═════ RECORDS FOR THIS EXERCISE ═════
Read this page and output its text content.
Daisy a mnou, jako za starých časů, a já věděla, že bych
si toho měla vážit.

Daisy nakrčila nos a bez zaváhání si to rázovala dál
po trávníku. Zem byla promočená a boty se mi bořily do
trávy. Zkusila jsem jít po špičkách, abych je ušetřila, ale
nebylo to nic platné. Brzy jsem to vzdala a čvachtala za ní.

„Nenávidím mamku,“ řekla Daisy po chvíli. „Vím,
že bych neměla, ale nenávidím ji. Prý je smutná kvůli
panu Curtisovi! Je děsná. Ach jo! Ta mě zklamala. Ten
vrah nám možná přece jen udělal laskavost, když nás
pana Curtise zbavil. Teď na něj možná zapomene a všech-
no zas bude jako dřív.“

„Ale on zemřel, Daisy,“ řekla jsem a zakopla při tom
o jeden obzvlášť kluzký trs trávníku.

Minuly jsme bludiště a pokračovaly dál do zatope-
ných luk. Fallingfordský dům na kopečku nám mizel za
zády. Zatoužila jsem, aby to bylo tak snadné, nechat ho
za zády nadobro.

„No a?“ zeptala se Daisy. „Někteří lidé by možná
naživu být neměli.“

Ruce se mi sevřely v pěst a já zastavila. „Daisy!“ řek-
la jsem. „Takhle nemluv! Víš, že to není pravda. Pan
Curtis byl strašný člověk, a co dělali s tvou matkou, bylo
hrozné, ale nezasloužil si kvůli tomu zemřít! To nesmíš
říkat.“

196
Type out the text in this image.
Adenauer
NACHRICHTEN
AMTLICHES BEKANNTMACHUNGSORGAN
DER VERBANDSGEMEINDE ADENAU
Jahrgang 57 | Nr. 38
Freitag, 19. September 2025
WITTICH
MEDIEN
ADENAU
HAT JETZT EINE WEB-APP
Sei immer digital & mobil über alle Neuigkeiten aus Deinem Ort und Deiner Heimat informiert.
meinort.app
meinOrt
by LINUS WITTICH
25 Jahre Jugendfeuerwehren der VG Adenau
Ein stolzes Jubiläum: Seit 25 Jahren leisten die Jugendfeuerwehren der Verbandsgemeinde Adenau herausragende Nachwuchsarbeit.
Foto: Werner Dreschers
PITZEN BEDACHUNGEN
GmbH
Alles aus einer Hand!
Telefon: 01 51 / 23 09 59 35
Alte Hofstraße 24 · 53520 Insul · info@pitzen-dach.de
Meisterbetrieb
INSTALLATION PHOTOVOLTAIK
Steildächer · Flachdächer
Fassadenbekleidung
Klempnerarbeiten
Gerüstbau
═════
* TASK DESCRIPTION
Reproduce the records above exactly.

* REPLY TO THE EXERCISE
Read this page and output its text content.
Daisy a mnou, jako za starých časů, a já věděla, že bych
si toho měla vážit.

Daisy nakrčila nos a bez zaváhání si to rázovala dál
po trávníku. Zem byla promočená a boty se mi bořily do
trávy. Zkusila jsem jít po špičkách, abych je ušetřila, ale
nebylo to nic platné. Brzy jsem to vzdala a čvachtala za ní.

„Nenávidím mamku,“ řekla Daisy po chvíli. „Vím,
že bych neměla, ale nenávidím ji. Prý je smutná kvůli
panu Curtisovi! Je děsná. Ach jo! Ta mě zklamala. Ten
vrah nám možná přece jen udělal laskavost, když nás
pana Curtise zbavil. Teď na něj možná zapomene a všech-
no zas bude jako dřív.“

„Ale on zemřel, Daisy,“ řekla jsem a zakopla při tom
o jeden obzvlášť kluzký trs trávníku.

Minuly jsme bludiště a pokračovaly dál do zatope-
ných luk. Fallingfordský dům na kopečku nám mizel za
zády. Zatoužila jsem, aby to bylo tak snadné, nechat ho
za zády nadobro.

„No a?“ zeptala se Daisy. „Někteří lidé by možná
naživu být neměli.“

Ruce se mi sevřely v pěst a já zastavila. „Daisy!“ řek-
la jsem. „Takhle nemluv! Víš, že to není pravda. Pan
Curtis byl strašný člověk, a co dělali s tvou matkou, bylo
hrozné, ale nezasloužil si kvůli tomu zemřít! To nesmíš
říkat.“

196
Type out the text in this image.
Adenauer
NACHRICHTEN
AMTLICHES BEKANNTMACHUNGSORGAN
DER VERBANDSGEMEINDE ADENAU
Jahrgang 57 | Nr. 38
Freitag, 19. September 2025
WITTICH
MEDIEN
ADENAU
HAT JETZT EINE WEB-APP
Sei immer digital & mobil über alle Neuigkeiten aus Deinem Ort und Deiner Heimat informiert.
meinort.app
meinOrt
by LINUS WITTICH
25 Jahre Jugendfeuerwehren der VG Adenau
Ein stolzes Jubiläum: Seit 25 Jahren leisten die Jugendfeuerwehren der Verbandsgemeinde Adenau herausragende Nachwuchsarbeit.
Foto: Werner Dreschers
PITZEN BEDACHUNGEN
GmbH
Alles aus einer Hand!
Telefon: 01 51 / 23 09 59 35
Alte Hofstraße 24 · 53520 Insul · info@pitzen-dach.de
Meisterbetrieb
INSTALLATION PHOTOVOLTAIK
Steildächer · Flachdächer
Fassadenbekleidung
Klempnerarbeiten
Gerüstbau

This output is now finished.